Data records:
[Begin]

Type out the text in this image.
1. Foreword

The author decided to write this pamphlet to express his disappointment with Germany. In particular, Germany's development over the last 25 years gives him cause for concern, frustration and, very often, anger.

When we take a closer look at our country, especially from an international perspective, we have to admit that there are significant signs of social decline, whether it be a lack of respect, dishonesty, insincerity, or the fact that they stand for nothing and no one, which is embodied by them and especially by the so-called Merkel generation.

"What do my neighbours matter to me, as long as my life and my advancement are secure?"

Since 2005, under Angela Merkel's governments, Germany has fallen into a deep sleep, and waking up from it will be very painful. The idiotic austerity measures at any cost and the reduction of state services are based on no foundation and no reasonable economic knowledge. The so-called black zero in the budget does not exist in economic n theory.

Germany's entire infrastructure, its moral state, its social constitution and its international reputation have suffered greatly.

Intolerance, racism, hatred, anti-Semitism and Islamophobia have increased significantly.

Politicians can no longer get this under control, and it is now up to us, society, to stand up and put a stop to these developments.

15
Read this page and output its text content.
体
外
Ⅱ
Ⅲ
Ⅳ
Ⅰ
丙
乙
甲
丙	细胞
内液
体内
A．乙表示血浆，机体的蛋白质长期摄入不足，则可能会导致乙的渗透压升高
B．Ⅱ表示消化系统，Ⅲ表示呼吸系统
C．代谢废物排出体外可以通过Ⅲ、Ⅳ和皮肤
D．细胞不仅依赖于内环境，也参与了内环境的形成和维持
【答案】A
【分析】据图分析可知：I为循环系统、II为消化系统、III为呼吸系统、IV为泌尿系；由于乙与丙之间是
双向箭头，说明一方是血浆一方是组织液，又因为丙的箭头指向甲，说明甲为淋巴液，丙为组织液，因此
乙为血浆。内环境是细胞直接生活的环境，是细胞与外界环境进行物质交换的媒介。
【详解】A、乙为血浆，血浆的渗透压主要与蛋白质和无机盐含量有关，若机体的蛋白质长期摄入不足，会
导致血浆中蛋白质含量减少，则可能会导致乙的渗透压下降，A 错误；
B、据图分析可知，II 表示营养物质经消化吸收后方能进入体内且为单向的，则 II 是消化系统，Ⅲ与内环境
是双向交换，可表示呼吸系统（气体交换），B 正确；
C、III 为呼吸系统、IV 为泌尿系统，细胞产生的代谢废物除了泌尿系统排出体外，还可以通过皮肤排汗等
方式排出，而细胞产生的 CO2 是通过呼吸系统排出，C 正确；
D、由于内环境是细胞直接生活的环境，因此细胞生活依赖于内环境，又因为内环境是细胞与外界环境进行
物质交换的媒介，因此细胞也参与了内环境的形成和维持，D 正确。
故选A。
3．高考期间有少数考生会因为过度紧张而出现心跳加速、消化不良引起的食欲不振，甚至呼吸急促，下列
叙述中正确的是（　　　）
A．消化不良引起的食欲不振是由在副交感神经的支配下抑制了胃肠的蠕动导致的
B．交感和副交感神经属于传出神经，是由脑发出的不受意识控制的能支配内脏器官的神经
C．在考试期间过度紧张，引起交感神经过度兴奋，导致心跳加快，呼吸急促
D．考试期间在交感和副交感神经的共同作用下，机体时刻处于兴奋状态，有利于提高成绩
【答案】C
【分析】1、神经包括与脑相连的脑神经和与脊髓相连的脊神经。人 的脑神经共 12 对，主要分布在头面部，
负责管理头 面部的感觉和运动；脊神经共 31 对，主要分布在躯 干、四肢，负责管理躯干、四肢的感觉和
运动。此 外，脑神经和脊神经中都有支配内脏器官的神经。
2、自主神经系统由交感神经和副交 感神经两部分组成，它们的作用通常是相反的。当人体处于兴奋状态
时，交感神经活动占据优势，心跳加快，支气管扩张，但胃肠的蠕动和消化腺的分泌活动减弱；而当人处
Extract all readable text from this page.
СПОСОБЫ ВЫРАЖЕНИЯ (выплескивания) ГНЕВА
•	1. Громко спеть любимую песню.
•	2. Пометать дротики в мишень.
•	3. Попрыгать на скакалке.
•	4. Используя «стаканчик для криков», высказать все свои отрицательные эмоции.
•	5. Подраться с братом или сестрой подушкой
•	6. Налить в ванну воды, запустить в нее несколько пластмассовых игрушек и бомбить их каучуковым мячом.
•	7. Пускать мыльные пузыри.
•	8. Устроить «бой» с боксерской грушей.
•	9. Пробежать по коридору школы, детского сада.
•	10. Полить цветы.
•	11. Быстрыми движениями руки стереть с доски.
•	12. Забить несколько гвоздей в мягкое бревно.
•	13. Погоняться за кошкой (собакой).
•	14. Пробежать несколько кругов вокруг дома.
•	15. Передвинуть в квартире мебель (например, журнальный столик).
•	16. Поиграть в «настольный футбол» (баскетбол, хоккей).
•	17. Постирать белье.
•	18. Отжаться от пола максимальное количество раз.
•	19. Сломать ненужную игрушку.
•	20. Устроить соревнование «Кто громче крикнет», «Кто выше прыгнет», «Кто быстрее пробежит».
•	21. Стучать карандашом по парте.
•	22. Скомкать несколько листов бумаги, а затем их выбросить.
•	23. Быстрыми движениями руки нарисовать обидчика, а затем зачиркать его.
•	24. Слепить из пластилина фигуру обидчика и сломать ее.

[End]

Look through the data above. Copy every line with the string "under" in it.

§ RESULT OF THE TASK
Since 2005, under Angela Merkel's governments, Germany has fallen into a deep sleep, and waking up from it will be very painful. The idiotic austerity measures at any cost and the reduction of state services are based on no foundation and no reasonable economic knowledge. The so-called black zero in the budget does not exist in economic n theory.
Politicians can no longer get this under control, and it is now up to us, society, to stand up and put a stop to these developments.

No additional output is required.